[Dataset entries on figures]
• • •

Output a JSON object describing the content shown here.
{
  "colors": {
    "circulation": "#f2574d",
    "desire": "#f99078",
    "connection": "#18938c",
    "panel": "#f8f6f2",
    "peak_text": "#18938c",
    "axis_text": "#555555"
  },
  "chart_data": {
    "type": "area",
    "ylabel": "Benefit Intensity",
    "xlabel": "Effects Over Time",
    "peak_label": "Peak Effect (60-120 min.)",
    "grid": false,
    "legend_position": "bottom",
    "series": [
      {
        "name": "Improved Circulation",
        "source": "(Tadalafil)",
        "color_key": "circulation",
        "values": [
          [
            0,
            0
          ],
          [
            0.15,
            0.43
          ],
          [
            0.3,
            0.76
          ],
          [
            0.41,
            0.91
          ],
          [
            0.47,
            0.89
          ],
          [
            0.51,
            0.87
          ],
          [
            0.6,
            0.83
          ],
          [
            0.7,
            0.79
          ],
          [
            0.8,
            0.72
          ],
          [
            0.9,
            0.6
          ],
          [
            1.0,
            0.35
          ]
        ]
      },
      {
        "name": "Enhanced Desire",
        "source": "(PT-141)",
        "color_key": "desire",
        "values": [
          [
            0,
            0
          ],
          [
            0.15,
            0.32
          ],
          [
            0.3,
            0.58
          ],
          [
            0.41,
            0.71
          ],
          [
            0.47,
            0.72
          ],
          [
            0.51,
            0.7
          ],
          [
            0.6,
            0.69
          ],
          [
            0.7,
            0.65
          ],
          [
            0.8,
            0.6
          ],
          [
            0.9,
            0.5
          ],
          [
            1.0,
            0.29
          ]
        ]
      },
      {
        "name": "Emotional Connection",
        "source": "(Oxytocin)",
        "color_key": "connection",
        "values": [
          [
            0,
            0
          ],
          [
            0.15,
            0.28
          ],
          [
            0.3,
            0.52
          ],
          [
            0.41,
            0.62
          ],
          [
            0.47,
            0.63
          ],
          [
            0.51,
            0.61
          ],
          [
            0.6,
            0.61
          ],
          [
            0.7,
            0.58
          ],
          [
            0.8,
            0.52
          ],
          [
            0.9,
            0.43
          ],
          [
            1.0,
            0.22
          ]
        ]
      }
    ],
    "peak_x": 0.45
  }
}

• • •

INSTRUCTION: Say how many lines of the material contain the word "source", with no other text.

FULL RESPONSE: 3